## What to work on
Please print the passage of the forum thread on Chechen that starts at "That wood movement" and stops after "turned out fine.", copying it word for word.

## Text passage
*-*-*

# help with Chechen



## Tony (Apr 15, 2015)

So I'm making an end grain cutting board for @WoodLove out of Chechen and I've never worked with it before. Normally I use Titebond ll and finish with mineral oil. Will this work or what should I use? Anything else I need to know/do? Thanks for your input! Tony


----------



## JR Parks (Apr 15, 2015)

Tony,
I have made a few boxes. Seems to glue normally. The pieces I had moved a little after resawing even tho MC was low. Otherwise looks good. Jim


----------



## Tony (Apr 15, 2015)

JR Parks said:


> Tony,
> I have made a few boxes. Seems to glue normally. The pieces I had moved a little after resawing even tho MC was low. Otherwise looks good. Jim



That wood movement could be a problem on a cutting board. Did they move any more later? Anybody have ideas?


----------



## JR Parks (Apr 15, 2015)

They seemed to behave after I let them set a while. The boxes turned out fine.

Reactions: Thank You! 1


----------



## barry richardson (Apr 15, 2015)

I've used it some, it glues fine, but it is a very hard wood, and probably has more movement that average. Jamie's humidity is going to be a lot higher than yours, so your joints could eventually fail for that reason, (wood swelling) plus it would also be mighty hard on your knife edges, if it it is meant to be a user, and not a looker... Mesquite is a much safer bet for sending to a dramatically different climate, given it's stability. I've had a couple of bad experiences with sending end-grain cutting boards to other climates...

Reactions: Thank You! 1


----------



## Tony (Apr 15, 2015)

barry richardson said:


> I've used it some, it glues fine, but it is a very hard wood, and probably has more movement that average. Jamie's humidity is going to be a lot higher than yours, so your joints could eventually fail for that reason, (wood swelling) plus it would also be mighty hard on your knife edges, if it it is meant to be a user, and not a looker... Mesquite is a much safer bet for sending to a dramatically different climate, given it's stability. I've had a couple of bad experiences with sending end-grain cutting boards to other climates...



Thanks Barry, I hadn't thought about the humidity change, that gives me something else to worry about

He sent me the Chechen, wants it to match his countertops. I guess we'll see. Tony


----------

*-*-*

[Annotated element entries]
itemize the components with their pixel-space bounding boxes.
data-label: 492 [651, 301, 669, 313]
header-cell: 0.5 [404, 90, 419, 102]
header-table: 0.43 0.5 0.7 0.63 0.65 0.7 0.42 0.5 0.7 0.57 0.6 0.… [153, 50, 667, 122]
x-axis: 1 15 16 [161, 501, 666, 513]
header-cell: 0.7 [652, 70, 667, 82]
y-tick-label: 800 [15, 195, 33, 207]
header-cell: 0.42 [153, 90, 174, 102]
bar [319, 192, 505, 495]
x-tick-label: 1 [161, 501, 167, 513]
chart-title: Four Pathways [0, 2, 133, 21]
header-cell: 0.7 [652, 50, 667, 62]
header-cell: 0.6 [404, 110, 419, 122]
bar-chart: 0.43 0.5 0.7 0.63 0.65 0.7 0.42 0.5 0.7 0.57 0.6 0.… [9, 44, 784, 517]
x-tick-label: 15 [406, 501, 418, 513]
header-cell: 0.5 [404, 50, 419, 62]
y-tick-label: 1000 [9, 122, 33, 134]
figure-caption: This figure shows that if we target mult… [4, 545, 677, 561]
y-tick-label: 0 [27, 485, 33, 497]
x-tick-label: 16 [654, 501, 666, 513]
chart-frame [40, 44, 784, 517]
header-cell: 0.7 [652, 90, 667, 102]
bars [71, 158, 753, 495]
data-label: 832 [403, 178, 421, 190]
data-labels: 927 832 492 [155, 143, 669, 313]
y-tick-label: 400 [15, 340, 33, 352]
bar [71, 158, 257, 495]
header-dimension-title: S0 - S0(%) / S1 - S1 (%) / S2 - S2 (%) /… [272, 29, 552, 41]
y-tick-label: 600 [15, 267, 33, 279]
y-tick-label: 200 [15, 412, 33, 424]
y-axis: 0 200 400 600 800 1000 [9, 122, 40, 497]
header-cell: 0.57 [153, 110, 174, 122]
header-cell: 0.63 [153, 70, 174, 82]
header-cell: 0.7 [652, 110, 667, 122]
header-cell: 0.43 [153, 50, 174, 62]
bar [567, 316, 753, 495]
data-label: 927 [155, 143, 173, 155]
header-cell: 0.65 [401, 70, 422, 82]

*-*-*

## Worked solution
That wood movement could be a problem on a cutting board. Did they move any more later? Anybody have ideas?


----------



## JR Parks (Apr 15, 2015)

They seemed to behave after I let them set a while. The boxes turned out fine.